Do this:
Extract all lines that hold the string "oder".

Dataset records:
————————

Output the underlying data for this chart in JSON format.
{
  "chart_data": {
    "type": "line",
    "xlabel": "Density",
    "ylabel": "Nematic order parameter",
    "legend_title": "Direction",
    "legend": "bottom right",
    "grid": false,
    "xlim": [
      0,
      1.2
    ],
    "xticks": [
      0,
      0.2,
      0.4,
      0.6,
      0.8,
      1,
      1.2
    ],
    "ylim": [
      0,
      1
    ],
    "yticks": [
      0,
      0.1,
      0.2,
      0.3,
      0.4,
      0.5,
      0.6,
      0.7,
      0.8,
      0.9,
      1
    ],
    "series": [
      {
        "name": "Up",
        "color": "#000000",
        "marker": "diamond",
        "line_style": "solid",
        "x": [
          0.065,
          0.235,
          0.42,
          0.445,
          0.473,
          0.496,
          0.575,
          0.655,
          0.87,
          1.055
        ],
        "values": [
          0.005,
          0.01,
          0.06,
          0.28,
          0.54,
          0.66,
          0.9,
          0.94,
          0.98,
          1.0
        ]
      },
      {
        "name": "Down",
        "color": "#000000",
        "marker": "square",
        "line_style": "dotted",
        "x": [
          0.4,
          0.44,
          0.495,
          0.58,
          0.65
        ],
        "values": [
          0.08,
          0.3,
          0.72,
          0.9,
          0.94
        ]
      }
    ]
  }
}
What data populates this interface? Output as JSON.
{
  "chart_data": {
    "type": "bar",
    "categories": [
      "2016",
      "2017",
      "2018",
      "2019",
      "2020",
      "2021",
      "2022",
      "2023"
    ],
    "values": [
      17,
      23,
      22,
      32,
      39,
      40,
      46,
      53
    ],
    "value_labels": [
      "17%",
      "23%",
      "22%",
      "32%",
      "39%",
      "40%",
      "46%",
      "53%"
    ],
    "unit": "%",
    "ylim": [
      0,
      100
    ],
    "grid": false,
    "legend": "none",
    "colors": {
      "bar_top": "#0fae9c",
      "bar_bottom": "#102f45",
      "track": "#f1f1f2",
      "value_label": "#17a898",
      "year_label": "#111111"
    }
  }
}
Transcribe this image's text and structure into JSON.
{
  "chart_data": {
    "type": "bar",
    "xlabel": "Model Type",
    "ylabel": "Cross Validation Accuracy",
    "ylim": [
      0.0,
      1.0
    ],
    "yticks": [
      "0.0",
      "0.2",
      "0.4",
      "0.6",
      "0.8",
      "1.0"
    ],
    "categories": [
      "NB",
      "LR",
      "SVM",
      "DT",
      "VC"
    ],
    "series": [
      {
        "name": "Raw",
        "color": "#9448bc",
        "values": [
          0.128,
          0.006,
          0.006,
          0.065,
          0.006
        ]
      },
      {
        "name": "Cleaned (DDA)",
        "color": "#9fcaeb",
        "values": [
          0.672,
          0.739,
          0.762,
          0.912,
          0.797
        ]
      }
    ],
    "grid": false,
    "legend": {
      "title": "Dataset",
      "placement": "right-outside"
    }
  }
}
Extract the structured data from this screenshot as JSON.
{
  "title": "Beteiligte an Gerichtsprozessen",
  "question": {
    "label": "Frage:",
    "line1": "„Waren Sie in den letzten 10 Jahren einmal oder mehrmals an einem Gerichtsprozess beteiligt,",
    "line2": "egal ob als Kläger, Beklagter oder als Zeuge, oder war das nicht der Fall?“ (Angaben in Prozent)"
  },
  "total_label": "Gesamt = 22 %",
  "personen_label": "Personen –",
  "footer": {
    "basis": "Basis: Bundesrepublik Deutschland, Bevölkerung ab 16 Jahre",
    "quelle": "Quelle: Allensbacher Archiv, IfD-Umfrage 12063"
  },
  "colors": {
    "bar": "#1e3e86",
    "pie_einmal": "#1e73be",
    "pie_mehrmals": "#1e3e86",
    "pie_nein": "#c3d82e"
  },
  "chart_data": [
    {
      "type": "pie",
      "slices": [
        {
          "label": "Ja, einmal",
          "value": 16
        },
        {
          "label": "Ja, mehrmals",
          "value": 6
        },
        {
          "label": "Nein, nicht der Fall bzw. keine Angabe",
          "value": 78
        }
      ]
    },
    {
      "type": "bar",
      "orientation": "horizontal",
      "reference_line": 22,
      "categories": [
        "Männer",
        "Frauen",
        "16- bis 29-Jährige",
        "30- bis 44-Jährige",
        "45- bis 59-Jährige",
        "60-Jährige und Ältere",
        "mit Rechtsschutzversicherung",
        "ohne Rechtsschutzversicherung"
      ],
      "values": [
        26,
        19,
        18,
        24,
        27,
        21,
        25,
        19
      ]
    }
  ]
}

————————

Full response:
    "line1": "„Waren Sie in den letzten 10 Jahren einmal oder mehrmals an einem Gerichtsprozess beteiligt,",
    "line2": "egal ob als Kläger, Beklagter oder als Zeuge, oder war das nicht der Fall?“ (Angaben in Prozent)"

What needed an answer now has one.